Reproduce every record below exactly as it appears.

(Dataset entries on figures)
Start

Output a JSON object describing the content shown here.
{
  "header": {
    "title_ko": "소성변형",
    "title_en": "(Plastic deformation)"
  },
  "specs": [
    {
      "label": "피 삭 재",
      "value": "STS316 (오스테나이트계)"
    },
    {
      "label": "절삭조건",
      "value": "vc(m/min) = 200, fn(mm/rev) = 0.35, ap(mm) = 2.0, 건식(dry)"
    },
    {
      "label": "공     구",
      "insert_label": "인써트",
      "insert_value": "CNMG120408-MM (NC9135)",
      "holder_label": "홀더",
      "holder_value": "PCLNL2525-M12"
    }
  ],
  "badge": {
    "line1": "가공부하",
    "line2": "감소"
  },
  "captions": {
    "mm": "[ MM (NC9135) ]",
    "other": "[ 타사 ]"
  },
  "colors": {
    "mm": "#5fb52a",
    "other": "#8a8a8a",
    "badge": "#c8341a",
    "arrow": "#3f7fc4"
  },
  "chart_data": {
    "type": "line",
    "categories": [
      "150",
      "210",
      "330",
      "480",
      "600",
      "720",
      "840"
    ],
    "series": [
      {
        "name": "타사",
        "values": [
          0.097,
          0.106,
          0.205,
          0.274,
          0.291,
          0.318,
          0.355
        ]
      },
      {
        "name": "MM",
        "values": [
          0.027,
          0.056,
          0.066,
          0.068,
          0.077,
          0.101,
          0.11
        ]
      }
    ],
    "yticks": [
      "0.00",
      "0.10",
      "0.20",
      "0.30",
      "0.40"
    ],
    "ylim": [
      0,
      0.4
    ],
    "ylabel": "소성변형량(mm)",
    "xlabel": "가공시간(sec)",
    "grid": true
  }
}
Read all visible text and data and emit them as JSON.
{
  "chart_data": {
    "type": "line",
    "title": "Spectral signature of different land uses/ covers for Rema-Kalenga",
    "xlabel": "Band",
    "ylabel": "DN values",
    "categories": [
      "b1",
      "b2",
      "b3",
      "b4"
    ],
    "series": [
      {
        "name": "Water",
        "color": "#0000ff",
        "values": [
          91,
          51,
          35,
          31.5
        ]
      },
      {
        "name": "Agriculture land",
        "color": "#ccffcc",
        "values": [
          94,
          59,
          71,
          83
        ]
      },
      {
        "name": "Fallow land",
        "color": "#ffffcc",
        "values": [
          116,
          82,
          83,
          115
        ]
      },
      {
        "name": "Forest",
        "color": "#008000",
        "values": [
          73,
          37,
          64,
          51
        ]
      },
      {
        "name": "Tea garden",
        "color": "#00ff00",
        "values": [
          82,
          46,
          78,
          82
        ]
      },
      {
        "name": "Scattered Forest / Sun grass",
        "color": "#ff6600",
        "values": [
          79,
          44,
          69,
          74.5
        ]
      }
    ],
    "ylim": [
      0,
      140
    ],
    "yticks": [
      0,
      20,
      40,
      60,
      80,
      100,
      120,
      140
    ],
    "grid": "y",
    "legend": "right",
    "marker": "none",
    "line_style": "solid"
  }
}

End

_ANSWER TO THE PROBLEM_
Output a JSON object describing the content shown here.
{
  "header": {
    "title_ko": "소성변형",
    "title_en": "(Plastic deformation)"
  },
  "specs": [
    {
      "label": "피 삭 재",
      "value": "STS316 (오스테나이트계)"
    },
    {
      "label": "절삭조건",
      "value": "vc(m/min) = 200, fn(mm/rev) = 0.35, ap(mm) = 2.0, 건식(dry)"
    },
    {
      "label": "공     구",
      "insert_label": "인써트",
      "insert_value": "CNMG120408-MM (NC9135)",
      "holder_label": "홀더",
      "holder_value": "PCLNL2525-M12"
    }
  ],
  "badge": {
    "line1": "가공부하",
    "line2": "감소"
  },
  "captions": {
    "mm": "[ MM (NC9135) ]",
    "other": "[ 타사 ]"
  },
  "colors": {
    "mm": "#5fb52a",
    "other": "#8a8a8a",
    "badge": "#c8341a",
    "arrow": "#3f7fc4"
  },
  "chart_data": {
    "type": "line",
    "categories": [
      "150",
      "210",
      "330",
      "480",
      "600",
      "720",
      "840"
    ],
    "series": [
      {
        "name": "타사",
        "values": [
          0.097,
          0.106,
          0.205,
          0.274,
          0.291,
          0.318,
          0.355
        ]
      },
      {
        "name": "MM",
        "values": [
          0.027,
          0.056,
          0.066,
          0.068,
          0.077,
          0.101,
          0.11
        ]
      }
    ],
    "yticks": [
      "0.00",
      "0.10",
      "0.20",
      "0.30",
      "0.40"
    ],
    "ylim": [
      0,
      0.4
    ],
    "ylabel": "소성변형량(mm)",
    "xlabel": "가공시간(sec)",
    "grid": true
  }
}
Read all visible text and data and emit them as JSON.
{
  "chart_data": {
    "type": "line",
    "title": "Spectral signature of different land uses/ covers for Rema-Kalenga",
    "xlabel": "Band",
    "ylabel": "DN values",
    "categories": [
      "b1",
      "b2",
      "b3",
      "b4"
    ],
    "series": [
      {
        "name": "Water",
        "color": "#0000ff",
        "values": [
          91,
          51,
          35,
          31.5
        ]
      },
      {
        "name": "Agriculture land",
        "color": "#ccffcc",
        "values": [
          94,
          59,
          71,
          83
        ]
      },
      {
        "name": "Fallow land",
        "color": "#ffffcc",
        "values": [
          116,
          82,
          83,
          115
        ]
      },
      {
        "name": "Forest",
        "color": "#008000",
        "values": [
          73,
          37,
          64,
          51
        ]
      },
      {
        "name": "Tea garden",
        "color": "#00ff00",
        "values": [
          82,
          46,
          78,
          82
        ]
      },
      {
        "name": "Scattered Forest / Sun grass",
        "color": "#ff6600",
        "values": [
          79,
          44,
          69,
          74.5
        ]
      }
    ],
    "ylim": [
      0,
      140
    ],
    "yticks": [
      0,
      20,
      40,
      60,
      80,
      100,
      120,
      140
    ],
    "grid": "y",
    "legend": "right",
    "marker": "none",
    "line_style": "solid"
  }
}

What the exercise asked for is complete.